### DATASET ROWS ###

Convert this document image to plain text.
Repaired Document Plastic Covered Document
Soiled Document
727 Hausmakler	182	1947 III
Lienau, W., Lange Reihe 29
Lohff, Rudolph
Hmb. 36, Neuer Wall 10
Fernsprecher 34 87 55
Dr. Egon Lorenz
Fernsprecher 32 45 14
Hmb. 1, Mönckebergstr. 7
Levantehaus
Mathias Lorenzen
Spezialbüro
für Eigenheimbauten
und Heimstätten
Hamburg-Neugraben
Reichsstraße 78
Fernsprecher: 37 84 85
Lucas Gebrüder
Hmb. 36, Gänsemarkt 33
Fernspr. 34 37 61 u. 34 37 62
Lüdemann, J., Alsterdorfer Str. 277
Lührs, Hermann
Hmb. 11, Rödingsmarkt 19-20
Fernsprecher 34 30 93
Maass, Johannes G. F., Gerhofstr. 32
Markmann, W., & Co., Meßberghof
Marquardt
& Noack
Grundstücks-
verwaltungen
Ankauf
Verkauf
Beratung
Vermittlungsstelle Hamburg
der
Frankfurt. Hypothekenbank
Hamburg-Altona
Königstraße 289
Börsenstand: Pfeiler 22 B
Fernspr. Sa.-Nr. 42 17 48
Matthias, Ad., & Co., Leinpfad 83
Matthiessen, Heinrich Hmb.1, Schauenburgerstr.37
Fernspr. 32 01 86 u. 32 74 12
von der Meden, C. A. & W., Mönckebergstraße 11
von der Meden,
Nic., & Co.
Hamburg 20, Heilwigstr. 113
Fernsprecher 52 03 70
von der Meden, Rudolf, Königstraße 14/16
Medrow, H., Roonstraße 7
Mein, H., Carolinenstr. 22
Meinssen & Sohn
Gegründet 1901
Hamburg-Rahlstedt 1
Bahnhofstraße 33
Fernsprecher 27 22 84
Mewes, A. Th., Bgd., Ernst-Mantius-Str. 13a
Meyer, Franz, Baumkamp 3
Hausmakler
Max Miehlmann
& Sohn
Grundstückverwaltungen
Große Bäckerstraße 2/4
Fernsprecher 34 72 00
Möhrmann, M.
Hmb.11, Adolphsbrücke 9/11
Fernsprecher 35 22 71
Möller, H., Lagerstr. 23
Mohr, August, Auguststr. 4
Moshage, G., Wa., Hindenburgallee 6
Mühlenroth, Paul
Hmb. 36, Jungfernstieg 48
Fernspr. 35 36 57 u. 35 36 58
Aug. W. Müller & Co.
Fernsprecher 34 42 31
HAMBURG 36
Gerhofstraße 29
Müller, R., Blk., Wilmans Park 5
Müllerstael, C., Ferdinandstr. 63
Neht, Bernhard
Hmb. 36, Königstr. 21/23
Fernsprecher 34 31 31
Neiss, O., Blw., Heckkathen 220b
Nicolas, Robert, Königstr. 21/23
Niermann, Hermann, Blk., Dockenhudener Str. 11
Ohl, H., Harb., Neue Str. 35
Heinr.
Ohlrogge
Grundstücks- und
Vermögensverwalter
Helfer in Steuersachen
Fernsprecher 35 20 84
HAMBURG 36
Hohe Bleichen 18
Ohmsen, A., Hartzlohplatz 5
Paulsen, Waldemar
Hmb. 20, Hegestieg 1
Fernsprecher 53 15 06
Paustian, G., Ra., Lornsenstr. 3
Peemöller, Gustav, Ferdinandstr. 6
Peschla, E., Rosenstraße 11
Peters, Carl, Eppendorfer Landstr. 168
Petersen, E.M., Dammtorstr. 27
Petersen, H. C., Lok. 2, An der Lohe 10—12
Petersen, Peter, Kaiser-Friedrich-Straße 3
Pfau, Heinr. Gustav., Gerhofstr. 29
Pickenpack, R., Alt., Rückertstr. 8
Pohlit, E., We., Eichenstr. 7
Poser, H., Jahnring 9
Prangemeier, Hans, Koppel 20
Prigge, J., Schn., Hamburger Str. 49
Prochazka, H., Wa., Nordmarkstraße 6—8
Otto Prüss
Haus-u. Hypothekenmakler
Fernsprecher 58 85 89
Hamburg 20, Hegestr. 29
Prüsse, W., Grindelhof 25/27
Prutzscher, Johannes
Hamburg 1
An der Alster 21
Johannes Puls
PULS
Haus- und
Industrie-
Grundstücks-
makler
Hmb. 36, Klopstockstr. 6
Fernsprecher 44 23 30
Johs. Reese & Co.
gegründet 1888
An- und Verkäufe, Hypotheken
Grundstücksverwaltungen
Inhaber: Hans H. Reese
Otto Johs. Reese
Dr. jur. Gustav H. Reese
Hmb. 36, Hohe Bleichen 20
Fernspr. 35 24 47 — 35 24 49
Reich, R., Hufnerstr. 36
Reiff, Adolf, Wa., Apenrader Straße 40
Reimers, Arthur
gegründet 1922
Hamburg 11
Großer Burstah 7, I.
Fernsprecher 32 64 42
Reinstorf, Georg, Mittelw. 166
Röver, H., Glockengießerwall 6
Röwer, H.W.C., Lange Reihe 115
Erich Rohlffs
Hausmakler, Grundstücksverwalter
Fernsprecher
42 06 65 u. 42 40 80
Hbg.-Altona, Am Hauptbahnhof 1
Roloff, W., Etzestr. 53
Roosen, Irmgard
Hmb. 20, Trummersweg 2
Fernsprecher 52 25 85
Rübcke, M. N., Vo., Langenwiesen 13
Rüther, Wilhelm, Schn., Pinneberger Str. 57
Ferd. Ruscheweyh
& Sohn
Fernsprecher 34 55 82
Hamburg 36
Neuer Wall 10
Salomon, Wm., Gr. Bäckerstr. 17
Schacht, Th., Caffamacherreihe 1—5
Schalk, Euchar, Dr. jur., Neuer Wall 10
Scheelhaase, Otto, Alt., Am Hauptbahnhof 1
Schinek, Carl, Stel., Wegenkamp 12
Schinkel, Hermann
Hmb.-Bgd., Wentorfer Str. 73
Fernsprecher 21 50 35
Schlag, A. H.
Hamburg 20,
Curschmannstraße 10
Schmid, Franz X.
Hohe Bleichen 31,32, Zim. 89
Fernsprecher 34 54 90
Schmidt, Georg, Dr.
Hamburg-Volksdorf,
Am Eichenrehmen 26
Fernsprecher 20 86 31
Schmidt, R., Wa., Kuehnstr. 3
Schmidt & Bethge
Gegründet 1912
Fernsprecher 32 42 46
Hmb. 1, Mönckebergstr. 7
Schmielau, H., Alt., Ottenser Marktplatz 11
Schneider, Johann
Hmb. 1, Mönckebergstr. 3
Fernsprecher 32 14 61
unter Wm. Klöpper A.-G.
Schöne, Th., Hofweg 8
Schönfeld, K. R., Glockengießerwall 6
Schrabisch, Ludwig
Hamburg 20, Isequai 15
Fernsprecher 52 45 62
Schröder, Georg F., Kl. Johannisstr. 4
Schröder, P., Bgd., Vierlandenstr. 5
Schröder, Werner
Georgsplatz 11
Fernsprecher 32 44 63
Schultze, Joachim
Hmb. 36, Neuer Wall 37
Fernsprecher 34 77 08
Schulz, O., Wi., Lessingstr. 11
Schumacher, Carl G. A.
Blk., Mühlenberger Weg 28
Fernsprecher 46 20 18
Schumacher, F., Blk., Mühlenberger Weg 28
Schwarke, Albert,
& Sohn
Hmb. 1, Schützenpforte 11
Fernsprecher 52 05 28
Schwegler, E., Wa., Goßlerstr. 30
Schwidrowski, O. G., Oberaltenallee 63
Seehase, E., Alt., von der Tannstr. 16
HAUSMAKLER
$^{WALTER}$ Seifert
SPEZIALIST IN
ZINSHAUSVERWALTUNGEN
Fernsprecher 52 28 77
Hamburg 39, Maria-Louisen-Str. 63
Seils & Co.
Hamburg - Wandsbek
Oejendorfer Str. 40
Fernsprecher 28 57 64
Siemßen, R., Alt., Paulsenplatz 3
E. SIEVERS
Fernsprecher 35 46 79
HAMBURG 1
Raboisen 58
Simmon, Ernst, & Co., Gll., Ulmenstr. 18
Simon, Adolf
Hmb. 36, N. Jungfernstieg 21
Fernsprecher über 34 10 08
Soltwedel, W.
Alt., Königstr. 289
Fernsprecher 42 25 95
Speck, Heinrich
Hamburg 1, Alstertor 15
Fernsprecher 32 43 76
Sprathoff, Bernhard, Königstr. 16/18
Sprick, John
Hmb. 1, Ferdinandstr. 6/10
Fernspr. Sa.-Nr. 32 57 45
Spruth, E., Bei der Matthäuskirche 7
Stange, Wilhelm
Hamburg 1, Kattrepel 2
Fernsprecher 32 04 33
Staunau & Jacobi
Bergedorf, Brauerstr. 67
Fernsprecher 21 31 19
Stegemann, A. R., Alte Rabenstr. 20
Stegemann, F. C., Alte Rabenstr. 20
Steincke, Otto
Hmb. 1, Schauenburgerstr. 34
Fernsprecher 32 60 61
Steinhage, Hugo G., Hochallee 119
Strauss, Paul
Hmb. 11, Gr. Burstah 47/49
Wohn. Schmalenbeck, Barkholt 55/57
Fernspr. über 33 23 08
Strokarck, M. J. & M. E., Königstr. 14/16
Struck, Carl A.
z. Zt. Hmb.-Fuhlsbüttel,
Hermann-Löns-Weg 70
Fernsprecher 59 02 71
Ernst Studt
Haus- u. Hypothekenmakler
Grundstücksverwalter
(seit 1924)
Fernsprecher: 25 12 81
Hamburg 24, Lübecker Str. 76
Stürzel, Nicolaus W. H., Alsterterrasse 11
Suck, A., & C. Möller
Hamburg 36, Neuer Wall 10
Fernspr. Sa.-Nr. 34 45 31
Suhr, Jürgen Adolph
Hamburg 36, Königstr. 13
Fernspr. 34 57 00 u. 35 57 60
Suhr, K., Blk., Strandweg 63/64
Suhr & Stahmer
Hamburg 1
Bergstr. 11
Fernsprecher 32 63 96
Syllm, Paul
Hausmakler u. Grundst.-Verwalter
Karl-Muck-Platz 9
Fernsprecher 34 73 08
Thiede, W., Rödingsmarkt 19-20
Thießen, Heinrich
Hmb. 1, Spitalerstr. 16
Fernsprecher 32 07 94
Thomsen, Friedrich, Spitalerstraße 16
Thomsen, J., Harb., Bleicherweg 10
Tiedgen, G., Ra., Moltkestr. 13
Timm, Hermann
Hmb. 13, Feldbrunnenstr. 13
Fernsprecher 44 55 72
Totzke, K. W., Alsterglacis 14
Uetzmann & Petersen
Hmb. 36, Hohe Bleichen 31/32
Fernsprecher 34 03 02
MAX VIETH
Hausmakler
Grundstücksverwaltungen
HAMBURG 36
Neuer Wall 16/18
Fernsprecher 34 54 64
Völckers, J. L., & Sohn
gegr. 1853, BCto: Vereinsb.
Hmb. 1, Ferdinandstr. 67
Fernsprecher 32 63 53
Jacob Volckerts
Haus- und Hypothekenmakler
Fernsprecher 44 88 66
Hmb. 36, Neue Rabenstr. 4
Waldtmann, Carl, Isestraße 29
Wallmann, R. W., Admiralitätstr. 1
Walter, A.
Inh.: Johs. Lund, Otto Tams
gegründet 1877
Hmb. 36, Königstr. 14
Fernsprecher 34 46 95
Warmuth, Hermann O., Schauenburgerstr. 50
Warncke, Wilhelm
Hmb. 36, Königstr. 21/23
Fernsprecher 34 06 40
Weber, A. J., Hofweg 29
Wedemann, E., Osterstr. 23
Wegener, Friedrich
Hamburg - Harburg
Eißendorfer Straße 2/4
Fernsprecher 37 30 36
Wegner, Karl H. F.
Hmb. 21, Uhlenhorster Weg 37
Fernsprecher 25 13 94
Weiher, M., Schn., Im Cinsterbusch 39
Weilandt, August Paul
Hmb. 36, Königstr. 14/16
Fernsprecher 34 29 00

###

● GOAL OF THE EXERCISE: Find the word "Heinrich" in the material, then list each line that holds it.

● REPLY:
Matthiessen, Heinrich Hmb.1, Schauenburgerstr.37
Speck, Heinrich
Thießen, Heinrich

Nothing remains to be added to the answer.